▶ _DATA LISTING_
***
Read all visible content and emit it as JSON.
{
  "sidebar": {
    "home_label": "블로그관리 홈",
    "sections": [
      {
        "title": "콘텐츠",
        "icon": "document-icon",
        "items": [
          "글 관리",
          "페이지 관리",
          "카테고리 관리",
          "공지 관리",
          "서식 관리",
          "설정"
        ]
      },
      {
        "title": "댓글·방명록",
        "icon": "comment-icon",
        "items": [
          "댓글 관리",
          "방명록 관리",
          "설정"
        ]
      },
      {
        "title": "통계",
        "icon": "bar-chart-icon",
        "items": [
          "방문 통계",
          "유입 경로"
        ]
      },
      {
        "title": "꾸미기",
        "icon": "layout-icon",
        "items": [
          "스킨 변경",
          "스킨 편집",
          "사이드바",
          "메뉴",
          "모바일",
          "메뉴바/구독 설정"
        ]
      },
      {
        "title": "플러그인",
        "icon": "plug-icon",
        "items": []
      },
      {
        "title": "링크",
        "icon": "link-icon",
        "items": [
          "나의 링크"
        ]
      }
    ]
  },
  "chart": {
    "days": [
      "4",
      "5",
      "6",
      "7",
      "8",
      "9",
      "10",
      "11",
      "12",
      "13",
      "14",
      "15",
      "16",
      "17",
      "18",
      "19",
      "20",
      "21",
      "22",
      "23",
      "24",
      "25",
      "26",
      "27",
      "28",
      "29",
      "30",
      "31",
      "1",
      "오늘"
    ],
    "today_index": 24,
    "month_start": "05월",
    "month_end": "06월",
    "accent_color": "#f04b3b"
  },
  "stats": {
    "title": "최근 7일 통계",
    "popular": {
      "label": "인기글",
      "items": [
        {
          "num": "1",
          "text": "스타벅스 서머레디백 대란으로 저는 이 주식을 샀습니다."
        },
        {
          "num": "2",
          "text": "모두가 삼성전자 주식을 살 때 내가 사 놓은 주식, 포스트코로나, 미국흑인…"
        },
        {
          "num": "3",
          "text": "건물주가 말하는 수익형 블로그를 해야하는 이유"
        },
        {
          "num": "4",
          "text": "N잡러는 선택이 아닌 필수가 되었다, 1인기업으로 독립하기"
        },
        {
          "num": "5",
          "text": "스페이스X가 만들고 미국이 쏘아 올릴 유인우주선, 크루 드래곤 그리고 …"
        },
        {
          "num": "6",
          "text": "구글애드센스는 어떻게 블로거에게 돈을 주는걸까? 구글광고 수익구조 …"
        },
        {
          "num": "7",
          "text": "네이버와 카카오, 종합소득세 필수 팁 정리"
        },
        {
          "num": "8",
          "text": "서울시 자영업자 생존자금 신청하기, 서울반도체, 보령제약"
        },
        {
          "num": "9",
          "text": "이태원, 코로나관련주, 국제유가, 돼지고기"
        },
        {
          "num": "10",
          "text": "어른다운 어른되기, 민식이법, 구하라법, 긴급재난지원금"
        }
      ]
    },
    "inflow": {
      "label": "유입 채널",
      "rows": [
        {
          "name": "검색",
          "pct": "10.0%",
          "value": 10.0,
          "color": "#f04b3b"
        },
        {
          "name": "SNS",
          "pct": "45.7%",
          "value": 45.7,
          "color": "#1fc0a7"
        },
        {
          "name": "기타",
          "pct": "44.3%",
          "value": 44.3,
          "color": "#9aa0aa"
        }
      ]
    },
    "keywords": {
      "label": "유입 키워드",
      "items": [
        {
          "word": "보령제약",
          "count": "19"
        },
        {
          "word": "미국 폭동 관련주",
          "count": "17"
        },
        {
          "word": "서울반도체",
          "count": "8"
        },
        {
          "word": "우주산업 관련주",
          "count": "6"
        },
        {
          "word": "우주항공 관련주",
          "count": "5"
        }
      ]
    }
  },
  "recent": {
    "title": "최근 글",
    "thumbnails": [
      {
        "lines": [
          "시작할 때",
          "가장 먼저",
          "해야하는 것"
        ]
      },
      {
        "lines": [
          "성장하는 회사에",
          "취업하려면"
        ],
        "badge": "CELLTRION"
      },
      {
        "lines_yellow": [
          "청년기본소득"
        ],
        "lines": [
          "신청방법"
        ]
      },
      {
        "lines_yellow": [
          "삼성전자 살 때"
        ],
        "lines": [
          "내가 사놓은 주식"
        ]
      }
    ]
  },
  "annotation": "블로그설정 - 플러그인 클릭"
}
***
▶ _CHALLENGE_
Copy every record above exactly as it appears.

▶ _FULL OUTPUT_
Read all visible content and emit it as JSON.
{
  "sidebar": {
    "home_label": "블로그관리 홈",
    "sections": [
      {
        "title": "콘텐츠",
        "icon": "document-icon",
        "items": [
          "글 관리",
          "페이지 관리",
          "카테고리 관리",
          "공지 관리",
          "서식 관리",
          "설정"
        ]
      },
      {
        "title": "댓글·방명록",
        "icon": "comment-icon",
        "items": [
          "댓글 관리",
          "방명록 관리",
          "설정"
        ]
      },
      {
        "title": "통계",
        "icon": "bar-chart-icon",
        "items": [
          "방문 통계",
          "유입 경로"
        ]
      },
      {
        "title": "꾸미기",
        "icon": "layout-icon",
        "items": [
          "스킨 변경",
          "스킨 편집",
          "사이드바",
          "메뉴",
          "모바일",
          "메뉴바/구독 설정"
        ]
      },
      {
        "title": "플러그인",
        "icon": "plug-icon",
        "items": []
      },
      {
        "title": "링크",
        "icon": "link-icon",
        "items": [
          "나의 링크"
        ]
      }
    ]
  },
  "chart": {
    "days": [
      "4",
      "5",
      "6",
      "7",
      "8",
      "9",
      "10",
      "11",
      "12",
      "13",
      "14",
      "15",
      "16",
      "17",
      "18",
      "19",
      "20",
      "21",
      "22",
      "23",
      "24",
      "25",
      "26",
      "27",
      "28",
      "29",
      "30",
      "31",
      "1",
      "오늘"
    ],
    "today_index": 24,
    "month_start": "05월",
    "month_end": "06월",
    "accent_color": "#f04b3b"
  },
  "stats": {
    "title": "최근 7일 통계",
    "popular": {
      "label": "인기글",
      "items": [
        {
          "num": "1",
          "text": "스타벅스 서머레디백 대란으로 저는 이 주식을 샀습니다."
        },
        {
          "num": "2",
          "text": "모두가 삼성전자 주식을 살 때 내가 사 놓은 주식, 포스트코로나, 미국흑인…"
        },
        {
          "num": "3",
          "text": "건물주가 말하는 수익형 블로그를 해야하는 이유"
        },
        {
          "num": "4",
          "text": "N잡러는 선택이 아닌 필수가 되었다, 1인기업으로 독립하기"
        },
        {
          "num": "5",
          "text": "스페이스X가 만들고 미국이 쏘아 올릴 유인우주선, 크루 드래곤 그리고 …"
        },
        {
          "num": "6",
          "text": "구글애드센스는 어떻게 블로거에게 돈을 주는걸까? 구글광고 수익구조 …"
        },
        {
          "num": "7",
          "text": "네이버와 카카오, 종합소득세 필수 팁 정리"
        },
        {
          "num": "8",
          "text": "서울시 자영업자 생존자금 신청하기, 서울반도체, 보령제약"
        },
        {
          "num": "9",
          "text": "이태원, 코로나관련주, 국제유가, 돼지고기"
        },
        {
          "num": "10",
          "text": "어른다운 어른되기, 민식이법, 구하라법, 긴급재난지원금"
        }
      ]
    },
    "inflow": {
      "label": "유입 채널",
      "rows": [
        {
          "name": "검색",
          "pct": "10.0%",
          "value": 10.0,
          "color": "#f04b3b"
        },
        {
          "name": "SNS",
          "pct": "45.7%",
          "value": 45.7,
          "color": "#1fc0a7"
        },
        {
          "name": "기타",
          "pct": "44.3%",
          "value": 44.3,
          "color": "#9aa0aa"
        }
      ]
    },
    "keywords": {
      "label": "유입 키워드",
      "items": [
        {
          "word": "보령제약",
          "count": "19"
        },
        {
          "word": "미국 폭동 관련주",
          "count": "17"
        },
        {
          "word": "서울반도체",
          "count": "8"
        },
        {
          "word": "우주산업 관련주",
          "count": "6"
        },
        {
          "word": "우주항공 관련주",
          "count": "5"
        }
      ]
    }
  },
  "recent": {
    "title": "최근 글",
    "thumbnails": [
      {
        "lines": [
          "시작할 때",
          "가장 먼저",
          "해야하는 것"
        ]
      },
      {
        "lines": [
          "성장하는 회사에",
          "취업하려면"
        ],
        "badge": "CELLTRION"
      },
      {
        "lines_yellow": [
          "청년기본소득"
        ],
        "lines": [
          "신청방법"
        ]
      },
      {
        "lines_yellow": [
          "삼성전자 살 때"
        ],
        "lines": [
          "내가 사놓은 주식"
        ]
      }
    ]
  },
  "annotation": "블로그설정 - 플러그인 클릭"
}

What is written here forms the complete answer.